EXERCISE DESCRIPTION → Gather every line holding the string "must".

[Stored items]
%%

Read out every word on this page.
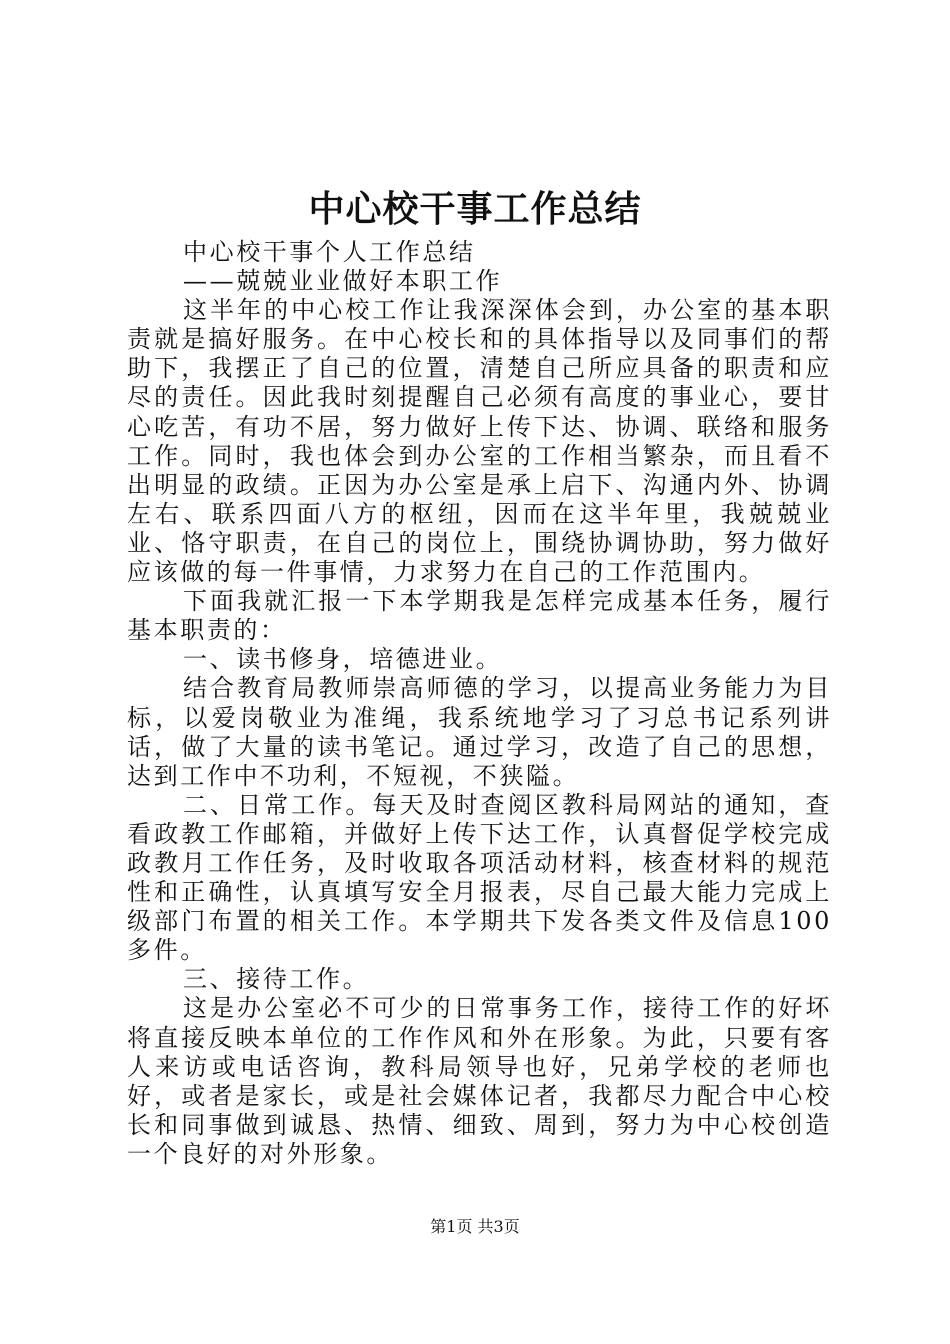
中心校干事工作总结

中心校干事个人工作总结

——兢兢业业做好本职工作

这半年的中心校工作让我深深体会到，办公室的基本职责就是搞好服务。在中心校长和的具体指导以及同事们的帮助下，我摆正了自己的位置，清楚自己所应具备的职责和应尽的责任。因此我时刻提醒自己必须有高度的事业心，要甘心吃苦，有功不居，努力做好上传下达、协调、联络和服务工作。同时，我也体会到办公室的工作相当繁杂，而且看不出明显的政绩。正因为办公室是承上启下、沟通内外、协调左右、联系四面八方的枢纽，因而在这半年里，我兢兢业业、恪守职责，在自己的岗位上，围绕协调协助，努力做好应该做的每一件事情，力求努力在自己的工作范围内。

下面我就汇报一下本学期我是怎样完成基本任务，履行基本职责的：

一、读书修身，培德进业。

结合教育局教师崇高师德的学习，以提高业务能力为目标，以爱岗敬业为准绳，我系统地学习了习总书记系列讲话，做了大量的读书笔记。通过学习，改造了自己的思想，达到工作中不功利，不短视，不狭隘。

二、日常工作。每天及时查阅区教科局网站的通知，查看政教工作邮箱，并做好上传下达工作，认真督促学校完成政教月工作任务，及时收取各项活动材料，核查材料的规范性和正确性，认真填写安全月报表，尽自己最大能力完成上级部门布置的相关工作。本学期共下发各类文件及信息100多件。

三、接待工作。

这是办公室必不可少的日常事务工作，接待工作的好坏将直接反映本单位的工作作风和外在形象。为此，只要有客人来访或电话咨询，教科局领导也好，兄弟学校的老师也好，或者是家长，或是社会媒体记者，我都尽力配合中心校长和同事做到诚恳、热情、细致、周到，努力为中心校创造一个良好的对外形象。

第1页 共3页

%%
%%

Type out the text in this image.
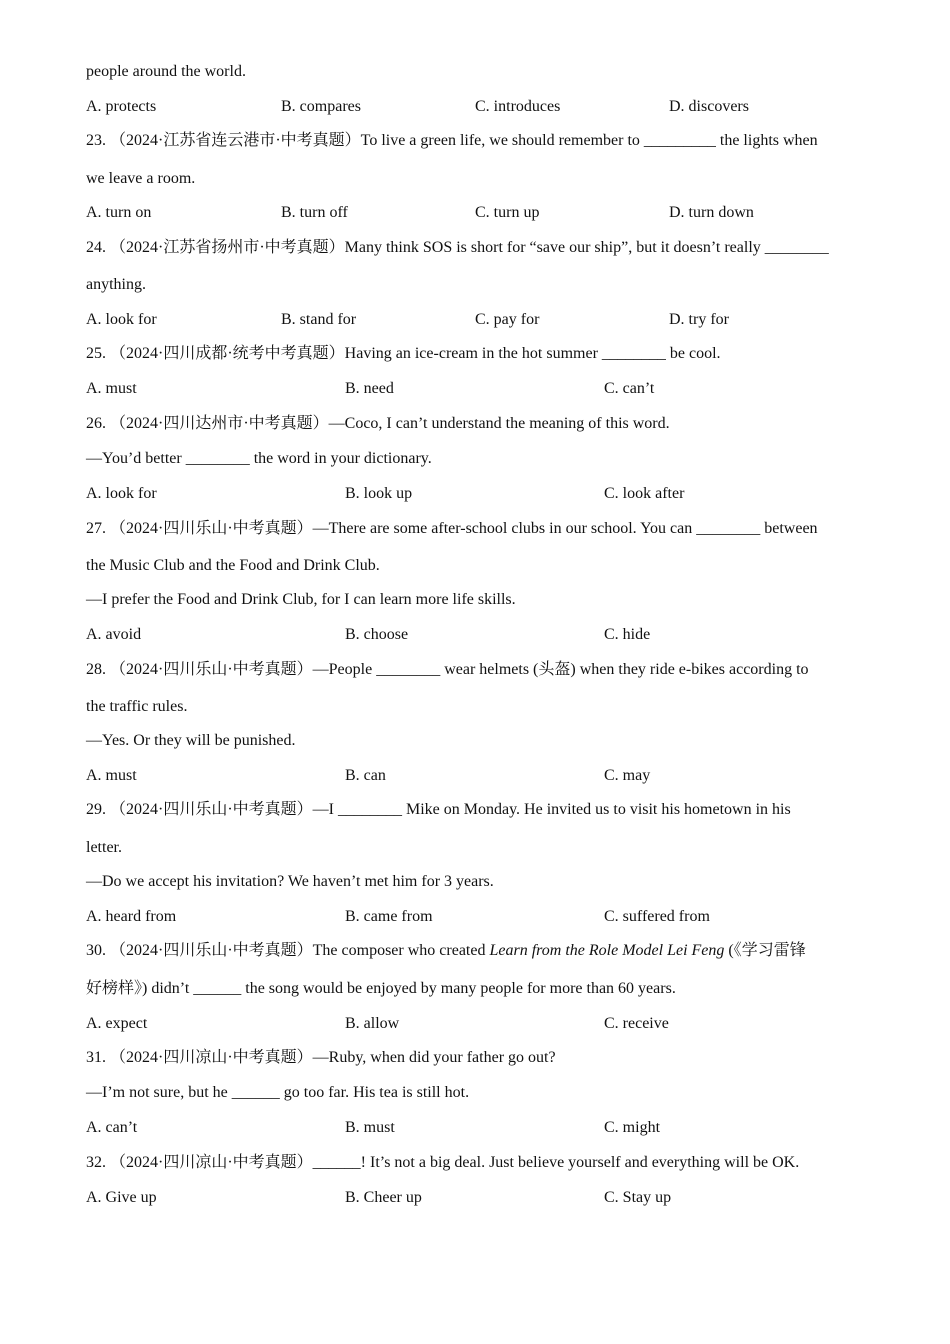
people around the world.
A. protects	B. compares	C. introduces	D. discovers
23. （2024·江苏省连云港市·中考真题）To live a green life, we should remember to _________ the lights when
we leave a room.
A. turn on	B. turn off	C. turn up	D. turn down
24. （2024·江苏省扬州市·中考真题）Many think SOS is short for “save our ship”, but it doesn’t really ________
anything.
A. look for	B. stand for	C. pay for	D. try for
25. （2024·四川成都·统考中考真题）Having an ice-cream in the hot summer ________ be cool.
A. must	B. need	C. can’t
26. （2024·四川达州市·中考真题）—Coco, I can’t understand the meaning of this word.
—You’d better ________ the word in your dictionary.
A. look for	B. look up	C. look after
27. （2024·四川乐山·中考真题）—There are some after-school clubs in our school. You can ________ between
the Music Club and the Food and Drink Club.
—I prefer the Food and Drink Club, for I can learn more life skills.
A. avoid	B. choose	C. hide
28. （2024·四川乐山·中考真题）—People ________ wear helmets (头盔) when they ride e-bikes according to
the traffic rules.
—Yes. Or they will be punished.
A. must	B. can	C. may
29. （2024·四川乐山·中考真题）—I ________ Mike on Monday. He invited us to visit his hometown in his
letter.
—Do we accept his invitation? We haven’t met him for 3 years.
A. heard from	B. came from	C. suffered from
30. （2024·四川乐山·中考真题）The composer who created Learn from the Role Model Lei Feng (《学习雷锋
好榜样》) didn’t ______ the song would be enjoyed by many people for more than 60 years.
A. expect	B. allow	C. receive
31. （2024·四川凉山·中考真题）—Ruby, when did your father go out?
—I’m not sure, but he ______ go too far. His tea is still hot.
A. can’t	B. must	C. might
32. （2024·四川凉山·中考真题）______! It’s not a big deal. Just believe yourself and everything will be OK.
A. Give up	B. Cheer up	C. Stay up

%%

THE RESULT →
A. must	B. need	C. can’t
A. must	B. can	C. may
A. can’t	B. must	C. might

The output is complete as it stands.